** start **
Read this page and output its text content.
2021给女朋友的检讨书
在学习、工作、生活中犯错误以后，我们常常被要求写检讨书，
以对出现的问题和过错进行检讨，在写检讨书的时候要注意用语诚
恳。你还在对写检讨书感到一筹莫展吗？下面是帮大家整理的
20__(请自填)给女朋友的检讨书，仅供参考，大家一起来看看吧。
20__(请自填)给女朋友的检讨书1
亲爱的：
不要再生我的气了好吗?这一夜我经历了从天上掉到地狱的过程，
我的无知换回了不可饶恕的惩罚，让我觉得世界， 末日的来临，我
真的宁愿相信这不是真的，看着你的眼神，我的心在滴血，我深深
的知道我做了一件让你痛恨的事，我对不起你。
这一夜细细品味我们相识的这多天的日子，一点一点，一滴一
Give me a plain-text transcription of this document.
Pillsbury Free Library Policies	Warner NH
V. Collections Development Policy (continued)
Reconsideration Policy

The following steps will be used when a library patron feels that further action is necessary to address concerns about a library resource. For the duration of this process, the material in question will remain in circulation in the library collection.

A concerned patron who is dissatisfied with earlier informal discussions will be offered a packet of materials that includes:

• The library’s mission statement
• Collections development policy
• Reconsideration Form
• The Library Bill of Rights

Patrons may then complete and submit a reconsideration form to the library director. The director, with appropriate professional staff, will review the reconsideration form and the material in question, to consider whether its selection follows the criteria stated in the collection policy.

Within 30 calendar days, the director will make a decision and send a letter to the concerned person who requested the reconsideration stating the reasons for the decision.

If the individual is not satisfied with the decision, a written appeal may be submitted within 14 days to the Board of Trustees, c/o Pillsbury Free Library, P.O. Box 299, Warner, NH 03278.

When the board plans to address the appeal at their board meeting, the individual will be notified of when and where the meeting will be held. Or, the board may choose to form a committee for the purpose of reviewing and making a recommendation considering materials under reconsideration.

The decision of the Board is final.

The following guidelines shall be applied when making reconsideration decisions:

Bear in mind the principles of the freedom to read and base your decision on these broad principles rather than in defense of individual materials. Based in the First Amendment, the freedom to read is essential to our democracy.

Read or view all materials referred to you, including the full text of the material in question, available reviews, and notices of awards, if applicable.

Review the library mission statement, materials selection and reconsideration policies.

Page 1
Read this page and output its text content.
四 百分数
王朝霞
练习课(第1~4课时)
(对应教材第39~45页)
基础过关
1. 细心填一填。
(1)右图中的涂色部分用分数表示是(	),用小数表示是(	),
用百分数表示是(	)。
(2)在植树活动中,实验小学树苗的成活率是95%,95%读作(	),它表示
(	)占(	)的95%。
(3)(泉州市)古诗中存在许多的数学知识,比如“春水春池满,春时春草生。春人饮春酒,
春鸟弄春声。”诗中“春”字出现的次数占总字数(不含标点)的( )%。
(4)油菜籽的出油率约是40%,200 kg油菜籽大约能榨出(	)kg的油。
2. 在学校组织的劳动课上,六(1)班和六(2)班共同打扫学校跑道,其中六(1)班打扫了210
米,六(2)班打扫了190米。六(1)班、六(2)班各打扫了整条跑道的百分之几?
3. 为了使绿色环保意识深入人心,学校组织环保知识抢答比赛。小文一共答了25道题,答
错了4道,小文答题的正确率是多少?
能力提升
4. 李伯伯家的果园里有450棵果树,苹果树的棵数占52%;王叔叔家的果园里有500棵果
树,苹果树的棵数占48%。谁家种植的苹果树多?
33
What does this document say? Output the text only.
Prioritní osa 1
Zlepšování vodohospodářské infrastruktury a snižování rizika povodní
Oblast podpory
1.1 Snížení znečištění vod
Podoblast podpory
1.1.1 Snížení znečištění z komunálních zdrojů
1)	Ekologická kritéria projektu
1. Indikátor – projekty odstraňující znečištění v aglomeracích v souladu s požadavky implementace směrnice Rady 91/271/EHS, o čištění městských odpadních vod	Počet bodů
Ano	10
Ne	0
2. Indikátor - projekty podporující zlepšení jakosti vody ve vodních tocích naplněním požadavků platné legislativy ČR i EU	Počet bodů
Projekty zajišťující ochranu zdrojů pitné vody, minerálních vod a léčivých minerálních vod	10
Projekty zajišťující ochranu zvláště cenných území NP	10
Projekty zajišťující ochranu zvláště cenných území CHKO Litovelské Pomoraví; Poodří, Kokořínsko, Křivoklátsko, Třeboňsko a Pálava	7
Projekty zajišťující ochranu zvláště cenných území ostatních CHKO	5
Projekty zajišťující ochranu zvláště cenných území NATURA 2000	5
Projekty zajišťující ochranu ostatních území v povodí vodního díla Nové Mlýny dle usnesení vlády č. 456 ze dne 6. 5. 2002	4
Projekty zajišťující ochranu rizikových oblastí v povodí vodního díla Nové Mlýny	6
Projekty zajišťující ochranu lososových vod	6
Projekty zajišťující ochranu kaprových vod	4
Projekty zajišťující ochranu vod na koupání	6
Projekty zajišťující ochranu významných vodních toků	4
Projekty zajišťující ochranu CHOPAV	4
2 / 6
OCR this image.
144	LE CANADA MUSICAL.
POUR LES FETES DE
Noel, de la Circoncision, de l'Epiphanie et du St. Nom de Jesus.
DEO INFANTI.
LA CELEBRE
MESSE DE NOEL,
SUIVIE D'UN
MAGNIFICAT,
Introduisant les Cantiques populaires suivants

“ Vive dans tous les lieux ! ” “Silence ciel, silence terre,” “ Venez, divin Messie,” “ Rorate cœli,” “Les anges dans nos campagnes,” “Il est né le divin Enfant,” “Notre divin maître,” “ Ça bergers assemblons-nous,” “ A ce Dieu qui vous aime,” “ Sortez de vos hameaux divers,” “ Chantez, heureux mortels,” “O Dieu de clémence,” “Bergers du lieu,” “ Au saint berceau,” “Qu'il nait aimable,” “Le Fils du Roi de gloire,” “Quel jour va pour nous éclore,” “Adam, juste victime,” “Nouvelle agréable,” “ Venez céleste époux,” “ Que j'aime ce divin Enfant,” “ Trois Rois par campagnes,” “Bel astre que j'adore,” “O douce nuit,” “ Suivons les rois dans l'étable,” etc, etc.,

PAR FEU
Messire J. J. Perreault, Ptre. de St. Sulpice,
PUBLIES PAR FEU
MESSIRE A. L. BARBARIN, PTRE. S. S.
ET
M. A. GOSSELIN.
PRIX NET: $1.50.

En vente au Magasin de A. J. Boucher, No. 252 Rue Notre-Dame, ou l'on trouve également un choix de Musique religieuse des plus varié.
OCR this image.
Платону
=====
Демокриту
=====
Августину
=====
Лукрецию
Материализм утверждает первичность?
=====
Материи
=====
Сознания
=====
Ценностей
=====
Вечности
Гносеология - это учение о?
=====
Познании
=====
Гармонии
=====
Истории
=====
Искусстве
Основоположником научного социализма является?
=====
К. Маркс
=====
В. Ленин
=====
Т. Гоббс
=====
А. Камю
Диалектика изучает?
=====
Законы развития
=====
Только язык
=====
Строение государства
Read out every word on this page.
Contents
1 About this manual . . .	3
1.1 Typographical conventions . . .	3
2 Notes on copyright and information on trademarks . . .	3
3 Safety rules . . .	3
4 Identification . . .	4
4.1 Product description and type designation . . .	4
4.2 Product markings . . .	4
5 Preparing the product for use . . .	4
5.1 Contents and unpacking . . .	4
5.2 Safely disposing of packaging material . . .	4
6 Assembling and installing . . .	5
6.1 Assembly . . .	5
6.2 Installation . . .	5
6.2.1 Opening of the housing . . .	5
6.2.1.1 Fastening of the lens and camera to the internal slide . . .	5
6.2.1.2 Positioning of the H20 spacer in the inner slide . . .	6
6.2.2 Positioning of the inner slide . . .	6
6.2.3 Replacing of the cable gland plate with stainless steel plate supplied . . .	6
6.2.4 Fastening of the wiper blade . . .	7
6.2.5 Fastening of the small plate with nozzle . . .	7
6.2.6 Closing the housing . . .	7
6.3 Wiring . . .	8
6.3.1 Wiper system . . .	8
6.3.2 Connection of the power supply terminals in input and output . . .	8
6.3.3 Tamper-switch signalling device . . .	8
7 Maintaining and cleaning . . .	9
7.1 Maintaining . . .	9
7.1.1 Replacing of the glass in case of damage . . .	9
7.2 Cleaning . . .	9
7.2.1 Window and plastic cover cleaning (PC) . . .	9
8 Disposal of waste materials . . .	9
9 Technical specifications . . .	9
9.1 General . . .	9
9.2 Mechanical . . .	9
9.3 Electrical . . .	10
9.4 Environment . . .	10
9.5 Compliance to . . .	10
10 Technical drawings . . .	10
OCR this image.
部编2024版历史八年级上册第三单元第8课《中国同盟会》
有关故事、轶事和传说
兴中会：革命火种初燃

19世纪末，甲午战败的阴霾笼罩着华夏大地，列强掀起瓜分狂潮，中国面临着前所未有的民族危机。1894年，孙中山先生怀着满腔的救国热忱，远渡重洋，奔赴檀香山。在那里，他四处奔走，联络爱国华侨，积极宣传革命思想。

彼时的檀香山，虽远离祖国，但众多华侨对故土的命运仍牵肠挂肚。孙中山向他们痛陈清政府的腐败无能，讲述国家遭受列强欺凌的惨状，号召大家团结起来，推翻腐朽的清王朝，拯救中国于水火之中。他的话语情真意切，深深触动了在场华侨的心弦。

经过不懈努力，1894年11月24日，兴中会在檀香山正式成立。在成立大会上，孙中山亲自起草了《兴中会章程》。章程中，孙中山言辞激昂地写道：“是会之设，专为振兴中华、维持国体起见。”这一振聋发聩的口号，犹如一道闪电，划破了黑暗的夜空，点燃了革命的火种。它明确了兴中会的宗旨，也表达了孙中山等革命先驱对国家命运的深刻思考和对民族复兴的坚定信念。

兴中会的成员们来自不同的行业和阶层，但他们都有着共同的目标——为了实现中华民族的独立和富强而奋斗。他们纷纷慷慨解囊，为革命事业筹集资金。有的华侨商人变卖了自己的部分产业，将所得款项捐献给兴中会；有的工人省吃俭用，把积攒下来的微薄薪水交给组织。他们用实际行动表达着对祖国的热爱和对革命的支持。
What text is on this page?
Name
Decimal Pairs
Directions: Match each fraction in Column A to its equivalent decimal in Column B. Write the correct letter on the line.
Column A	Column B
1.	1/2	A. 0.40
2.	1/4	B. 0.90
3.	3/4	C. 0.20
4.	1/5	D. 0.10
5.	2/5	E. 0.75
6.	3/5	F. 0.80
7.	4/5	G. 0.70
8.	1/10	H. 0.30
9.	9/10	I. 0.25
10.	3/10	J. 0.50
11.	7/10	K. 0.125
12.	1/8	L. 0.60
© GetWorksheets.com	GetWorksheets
** end **
▶ _Problem to work on_
Through the last line of the entries above, beginning at the line containing "What text is on this page?", transcribe each line exactly, both ends included and nothing more.

▶ _Response to the exercise_
What text is on this page?
Name
Decimal Pairs
Directions: Match each fraction in Column A to its equivalent decimal in Column B. Write the correct letter on the line.
Column A	Column B
1.	1/2	A. 0.40
2.	1/4	B. 0.90
3.	3/4	C. 0.20
4.	1/5	D. 0.10
5.	2/5	E. 0.75
6.	3/5	F. 0.80
7.	4/5	G. 0.70
8.	1/10	H. 0.30
9.	9/10	I. 0.25
10.	3/10	J. 0.50
11.	7/10	K. 0.125
12.	1/8	L. 0.60
© GetWorksheets.com	GetWorksheets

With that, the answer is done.